*INPUT RECORDS*:
'''

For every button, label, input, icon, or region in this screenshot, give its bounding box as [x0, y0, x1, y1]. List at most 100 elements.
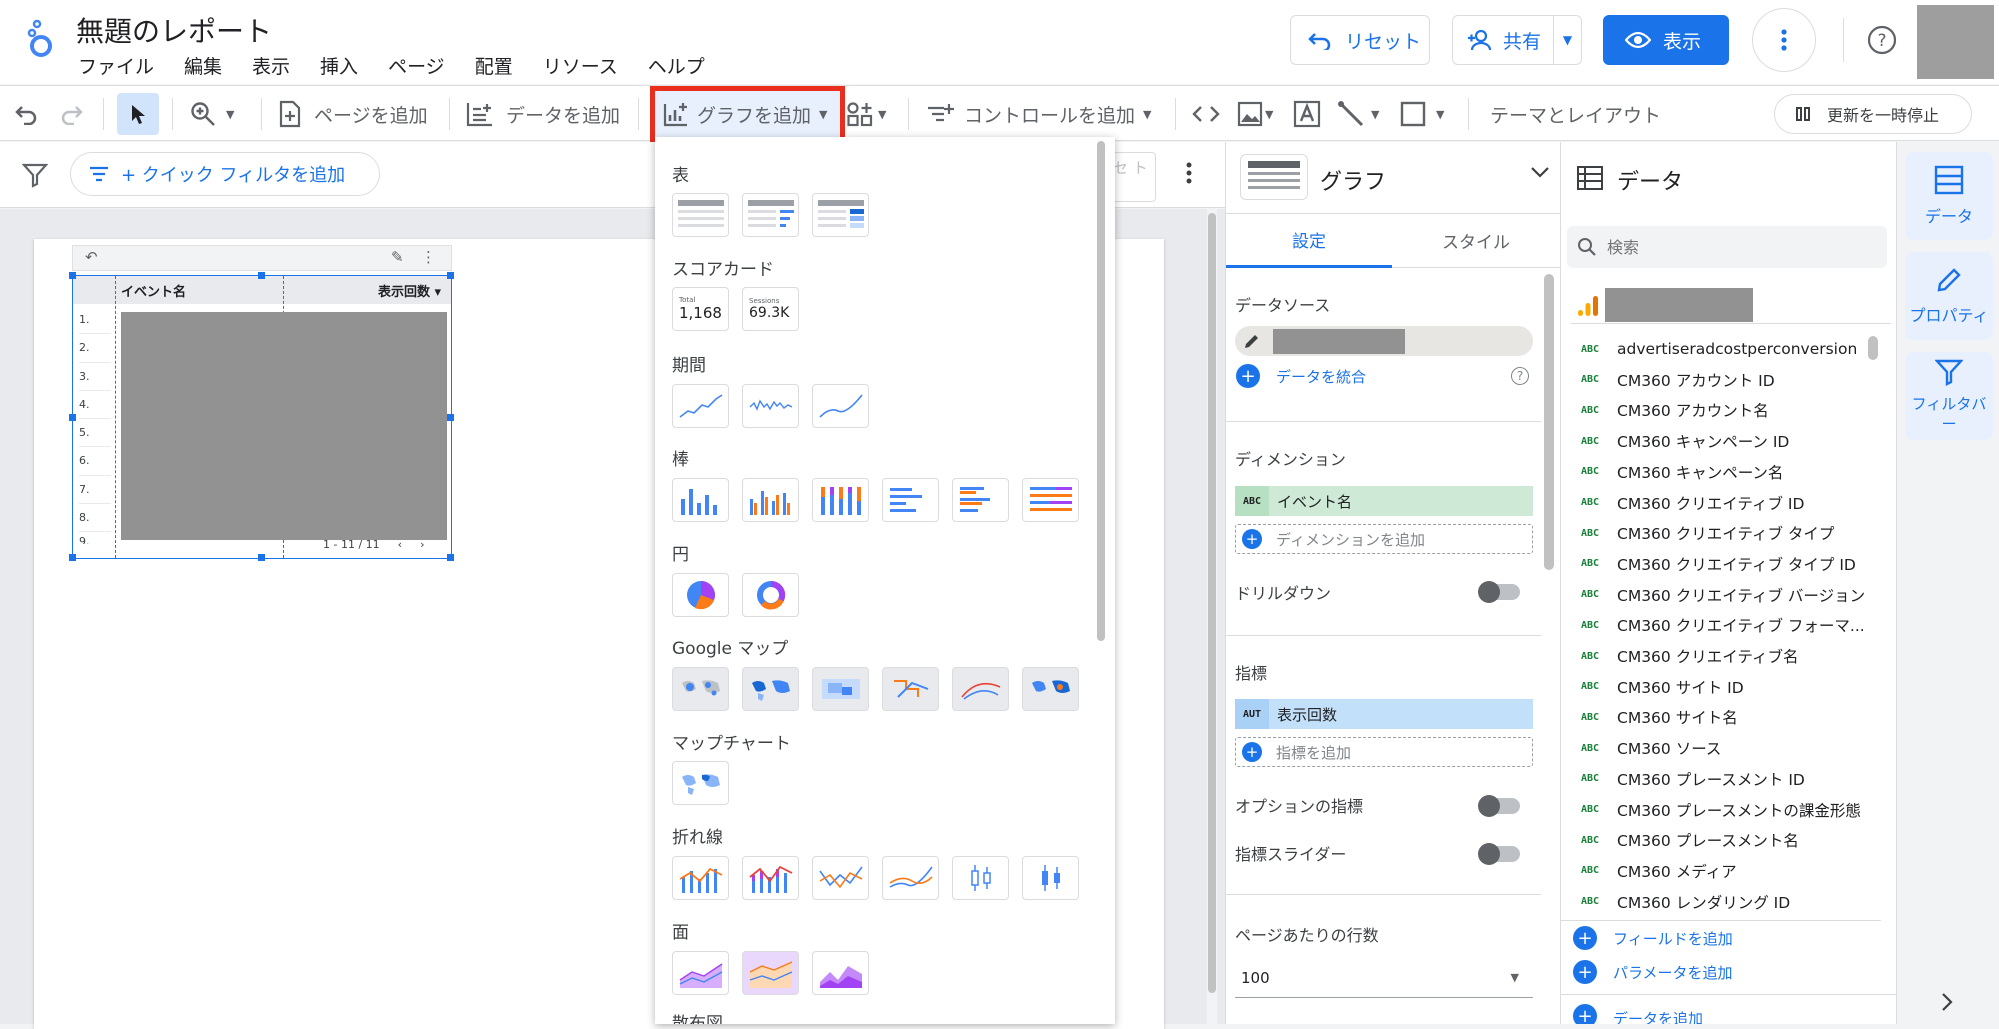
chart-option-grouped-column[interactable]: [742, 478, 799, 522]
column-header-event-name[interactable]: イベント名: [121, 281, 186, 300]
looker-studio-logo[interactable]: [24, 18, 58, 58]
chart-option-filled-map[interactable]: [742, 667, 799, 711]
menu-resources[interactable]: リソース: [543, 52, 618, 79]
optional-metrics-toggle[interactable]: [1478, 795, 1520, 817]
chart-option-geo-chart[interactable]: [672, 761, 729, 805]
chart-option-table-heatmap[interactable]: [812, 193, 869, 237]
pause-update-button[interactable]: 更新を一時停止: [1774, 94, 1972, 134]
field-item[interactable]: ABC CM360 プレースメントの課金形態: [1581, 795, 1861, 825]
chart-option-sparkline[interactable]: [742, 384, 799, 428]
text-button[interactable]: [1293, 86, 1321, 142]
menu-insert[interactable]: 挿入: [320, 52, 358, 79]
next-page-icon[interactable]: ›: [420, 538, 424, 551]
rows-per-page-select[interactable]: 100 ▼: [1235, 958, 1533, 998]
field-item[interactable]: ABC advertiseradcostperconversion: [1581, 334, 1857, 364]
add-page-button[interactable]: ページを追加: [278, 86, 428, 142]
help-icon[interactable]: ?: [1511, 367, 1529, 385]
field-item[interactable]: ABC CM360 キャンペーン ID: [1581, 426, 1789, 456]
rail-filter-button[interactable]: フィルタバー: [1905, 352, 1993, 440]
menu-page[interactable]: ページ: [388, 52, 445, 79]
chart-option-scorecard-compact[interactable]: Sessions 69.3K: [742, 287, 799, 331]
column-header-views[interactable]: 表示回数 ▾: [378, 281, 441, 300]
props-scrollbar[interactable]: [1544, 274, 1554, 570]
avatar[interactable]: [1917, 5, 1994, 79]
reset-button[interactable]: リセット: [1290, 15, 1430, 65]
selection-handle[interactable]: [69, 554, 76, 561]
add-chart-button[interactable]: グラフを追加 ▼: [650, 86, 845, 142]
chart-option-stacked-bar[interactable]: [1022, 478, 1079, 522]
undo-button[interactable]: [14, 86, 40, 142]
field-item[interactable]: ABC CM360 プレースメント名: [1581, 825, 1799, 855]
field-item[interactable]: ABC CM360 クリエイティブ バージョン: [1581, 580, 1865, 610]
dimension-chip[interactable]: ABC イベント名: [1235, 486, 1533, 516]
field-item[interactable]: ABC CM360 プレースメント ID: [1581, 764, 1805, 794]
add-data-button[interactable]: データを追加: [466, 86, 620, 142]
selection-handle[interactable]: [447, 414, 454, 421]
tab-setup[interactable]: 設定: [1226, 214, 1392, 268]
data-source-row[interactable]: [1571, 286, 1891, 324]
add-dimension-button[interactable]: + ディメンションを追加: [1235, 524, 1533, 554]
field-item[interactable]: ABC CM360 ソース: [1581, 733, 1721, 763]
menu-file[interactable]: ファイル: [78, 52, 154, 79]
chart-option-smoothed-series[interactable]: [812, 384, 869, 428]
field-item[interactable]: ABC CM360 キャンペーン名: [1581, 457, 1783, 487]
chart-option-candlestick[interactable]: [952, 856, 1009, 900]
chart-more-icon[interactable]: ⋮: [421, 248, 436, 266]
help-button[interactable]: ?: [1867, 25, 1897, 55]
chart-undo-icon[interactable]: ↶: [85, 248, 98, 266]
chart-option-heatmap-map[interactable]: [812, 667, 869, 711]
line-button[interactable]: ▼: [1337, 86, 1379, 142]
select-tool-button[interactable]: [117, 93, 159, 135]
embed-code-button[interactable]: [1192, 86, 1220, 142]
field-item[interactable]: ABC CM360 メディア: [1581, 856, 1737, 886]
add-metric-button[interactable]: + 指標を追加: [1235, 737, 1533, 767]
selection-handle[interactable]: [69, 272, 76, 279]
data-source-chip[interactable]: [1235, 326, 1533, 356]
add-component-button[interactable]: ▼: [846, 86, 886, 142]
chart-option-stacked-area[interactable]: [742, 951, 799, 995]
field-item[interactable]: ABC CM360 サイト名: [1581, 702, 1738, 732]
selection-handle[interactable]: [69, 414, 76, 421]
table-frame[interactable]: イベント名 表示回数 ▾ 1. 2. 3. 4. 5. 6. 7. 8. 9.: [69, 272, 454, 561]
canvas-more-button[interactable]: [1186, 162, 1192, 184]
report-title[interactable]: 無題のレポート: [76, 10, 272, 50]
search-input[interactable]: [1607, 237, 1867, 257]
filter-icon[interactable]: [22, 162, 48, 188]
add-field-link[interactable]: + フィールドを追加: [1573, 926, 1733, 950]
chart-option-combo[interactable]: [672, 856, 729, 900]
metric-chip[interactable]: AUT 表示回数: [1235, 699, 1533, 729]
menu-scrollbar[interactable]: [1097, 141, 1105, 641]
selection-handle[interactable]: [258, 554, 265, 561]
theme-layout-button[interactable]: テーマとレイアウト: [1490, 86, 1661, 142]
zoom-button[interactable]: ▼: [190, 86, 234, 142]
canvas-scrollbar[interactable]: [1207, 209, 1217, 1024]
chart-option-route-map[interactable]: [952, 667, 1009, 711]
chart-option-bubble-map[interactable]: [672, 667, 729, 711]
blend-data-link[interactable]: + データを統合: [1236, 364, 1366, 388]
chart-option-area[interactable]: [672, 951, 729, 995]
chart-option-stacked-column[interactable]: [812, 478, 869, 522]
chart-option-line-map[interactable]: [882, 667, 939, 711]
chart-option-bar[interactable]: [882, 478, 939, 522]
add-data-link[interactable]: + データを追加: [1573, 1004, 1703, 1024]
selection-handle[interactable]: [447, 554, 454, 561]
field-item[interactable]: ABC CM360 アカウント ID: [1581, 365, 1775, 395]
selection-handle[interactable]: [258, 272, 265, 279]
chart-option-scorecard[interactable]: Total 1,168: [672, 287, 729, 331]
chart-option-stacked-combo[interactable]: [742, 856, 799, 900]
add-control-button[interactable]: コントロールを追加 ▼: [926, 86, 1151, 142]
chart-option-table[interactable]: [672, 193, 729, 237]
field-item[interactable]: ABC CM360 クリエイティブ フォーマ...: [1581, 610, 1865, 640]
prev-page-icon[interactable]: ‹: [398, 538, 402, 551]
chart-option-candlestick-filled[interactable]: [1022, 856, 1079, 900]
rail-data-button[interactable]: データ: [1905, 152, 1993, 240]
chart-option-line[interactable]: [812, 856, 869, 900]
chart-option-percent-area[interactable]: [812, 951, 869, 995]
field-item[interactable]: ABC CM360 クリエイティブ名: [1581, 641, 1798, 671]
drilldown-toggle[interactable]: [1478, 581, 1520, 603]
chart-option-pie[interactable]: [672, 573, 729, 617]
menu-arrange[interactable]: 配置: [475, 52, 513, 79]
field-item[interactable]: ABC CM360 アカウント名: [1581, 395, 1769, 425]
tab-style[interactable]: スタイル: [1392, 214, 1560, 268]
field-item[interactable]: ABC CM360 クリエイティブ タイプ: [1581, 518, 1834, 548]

'''

*GOAL OF THE EXERCISE*:
Copy out every one of the records above word for word, leaving out the pictures.

*FULL OUTPUT*:
For every button, label, input, icon, or region in this screenshot, give its bounding box as [x0, y0, x1, y1]. List at most 100 elements.
chart-option-grouped-column[interactable]: [742, 478, 799, 522]
column-header-event-name[interactable]: イベント名: [121, 281, 186, 300]
looker-studio-logo[interactable]: [24, 18, 58, 58]
chart-option-filled-map[interactable]: [742, 667, 799, 711]
menu-resources[interactable]: リソース: [543, 52, 618, 79]
optional-metrics-toggle[interactable]: [1478, 795, 1520, 817]
chart-option-geo-chart[interactable]: [672, 761, 729, 805]
chart-option-table-heatmap[interactable]: [812, 193, 869, 237]
pause-update-button[interactable]: 更新を一時停止: [1774, 94, 1972, 134]
field-item[interactable]: ABC CM360 プレースメントの課金形態: [1581, 795, 1861, 825]
chart-option-sparkline[interactable]: [742, 384, 799, 428]
text-button[interactable]: [1293, 86, 1321, 142]
menu-insert[interactable]: 挿入: [320, 52, 358, 79]
next-page-icon[interactable]: ›: [420, 538, 424, 551]
rows-per-page-select[interactable]: 100 ▼: [1235, 958, 1533, 998]
field-item[interactable]: ABC advertiseradcostperconversion: [1581, 334, 1857, 364]
add-page-button[interactable]: ページを追加: [278, 86, 428, 142]
help-icon[interactable]: ?: [1511, 367, 1529, 385]
field-item[interactable]: ABC CM360 キャンペーン ID: [1581, 426, 1789, 456]
rail-filter-button[interactable]: フィルタバー: [1905, 352, 1993, 440]
menu-page[interactable]: ページ: [388, 52, 445, 79]
chart-option-scorecard-compact[interactable]: Sessions 69.3K: [742, 287, 799, 331]
column-header-views[interactable]: 表示回数 ▾: [378, 281, 441, 300]
props-scrollbar[interactable]: [1544, 274, 1554, 570]
avatar[interactable]: [1917, 5, 1994, 79]
reset-button[interactable]: リセット: [1290, 15, 1430, 65]
selection-handle[interactable]: [69, 554, 76, 561]
add-chart-button[interactable]: グラフを追加 ▼: [650, 86, 845, 142]
chart-option-stacked-bar[interactable]: [1022, 478, 1079, 522]
undo-button[interactable]: [14, 86, 40, 142]
field-item[interactable]: ABC CM360 プレースメント名: [1581, 825, 1799, 855]
field-item[interactable]: ABC CM360 クリエイティブ バージョン: [1581, 580, 1865, 610]
dimension-chip[interactable]: ABC イベント名: [1235, 486, 1533, 516]
field-item[interactable]: ABC CM360 プレースメント ID: [1581, 764, 1805, 794]
add-data-button[interactable]: データを追加: [466, 86, 620, 142]
selection-handle[interactable]: [447, 414, 454, 421]
tab-setup[interactable]: 設定: [1226, 214, 1392, 268]
data-source-row[interactable]: [1571, 286, 1891, 324]
add-dimension-button[interactable]: + ディメンションを追加: [1235, 524, 1533, 554]
field-item[interactable]: ABC CM360 ソース: [1581, 733, 1721, 763]
menu-file[interactable]: ファイル: [78, 52, 154, 79]
chart-option-smoothed-series[interactable]: [812, 384, 869, 428]
field-item[interactable]: ABC CM360 キャンペーン名: [1581, 457, 1783, 487]
chart-option-candlestick[interactable]: [952, 856, 1009, 900]
chart-more-icon[interactable]: ⋮: [421, 248, 436, 266]
help-button[interactable]: ?: [1867, 25, 1897, 55]
chart-undo-icon[interactable]: ↶: [85, 248, 98, 266]
chart-option-heatmap-map[interactable]: [812, 667, 869, 711]
line-button[interactable]: ▼: [1337, 86, 1379, 142]
select-tool-button[interactable]: [117, 93, 159, 135]
embed-code-button[interactable]: [1192, 86, 1220, 142]
field-item[interactable]: ABC CM360 メディア: [1581, 856, 1737, 886]
add-metric-button[interactable]: + 指標を追加: [1235, 737, 1533, 767]
selection-handle[interactable]: [69, 272, 76, 279]
data-source-chip[interactable]: [1235, 326, 1533, 356]
add-component-button[interactable]: ▼: [846, 86, 886, 142]
chart-option-stacked-area[interactable]: [742, 951, 799, 995]
field-item[interactable]: ABC CM360 サイト名: [1581, 702, 1738, 732]
selection-handle[interactable]: [69, 414, 76, 421]
table-frame[interactable]: イベント名 表示回数 ▾ 1. 2. 3. 4. 5. 6. 7. 8. 9.: [69, 272, 454, 561]
canvas-more-button[interactable]: [1186, 162, 1192, 184]
report-title[interactable]: 無題のレポート: [76, 10, 272, 50]
search-input[interactable]: [1607, 237, 1867, 257]
filter-icon[interactable]: [22, 162, 48, 188]
add-field-link[interactable]: + フィールドを追加: [1573, 926, 1733, 950]
chart-option-combo[interactable]: [672, 856, 729, 900]
metric-chip[interactable]: AUT 表示回数: [1235, 699, 1533, 729]
menu-scrollbar[interactable]: [1097, 141, 1105, 641]
selection-handle[interactable]: [258, 554, 265, 561]
theme-layout-button[interactable]: テーマとレイアウト: [1490, 86, 1661, 142]
zoom-button[interactable]: ▼: [190, 86, 234, 142]
canvas-scrollbar[interactable]: [1207, 209, 1217, 1024]
chart-option-route-map[interactable]: [952, 667, 1009, 711]
chart-option-bubble-map[interactable]: [672, 667, 729, 711]
blend-data-link[interactable]: + データを統合: [1236, 364, 1366, 388]
chart-option-area[interactable]: [672, 951, 729, 995]
chart-option-stacked-column[interactable]: [812, 478, 869, 522]
chart-option-line-map[interactable]: [882, 667, 939, 711]
chart-option-bar[interactable]: [882, 478, 939, 522]
add-data-link[interactable]: + データを追加: [1573, 1004, 1703, 1024]
selection-handle[interactable]: [447, 554, 454, 561]
field-item[interactable]: ABC CM360 アカウント ID: [1581, 365, 1775, 395]
selection-handle[interactable]: [258, 272, 265, 279]
chart-option-scorecard[interactable]: Total 1,168: [672, 287, 729, 331]
chart-option-stacked-combo[interactable]: [742, 856, 799, 900]
add-control-button[interactable]: コントロールを追加 ▼: [926, 86, 1151, 142]
chart-option-table[interactable]: [672, 193, 729, 237]
field-item[interactable]: ABC CM360 クリエイティブ フォーマ...: [1581, 610, 1865, 640]
prev-page-icon[interactable]: ‹: [398, 538, 402, 551]
chart-option-candlestick-filled[interactable]: [1022, 856, 1079, 900]
rail-data-button[interactable]: データ: [1905, 152, 1993, 240]
chart-option-line[interactable]: [812, 856, 869, 900]
chart-option-percent-area[interactable]: [812, 951, 869, 995]
field-item[interactable]: ABC CM360 クリエイティブ名: [1581, 641, 1798, 671]
drilldown-toggle[interactable]: [1478, 581, 1520, 603]
chart-option-pie[interactable]: [672, 573, 729, 617]
menu-arrange[interactable]: 配置: [475, 52, 513, 79]
field-item[interactable]: ABC CM360 アカウント名: [1581, 395, 1769, 425]
tab-style[interactable]: スタイル: [1392, 214, 1560, 268]
field-item[interactable]: ABC CM360 クリエイティブ タイプ: [1581, 518, 1834, 548]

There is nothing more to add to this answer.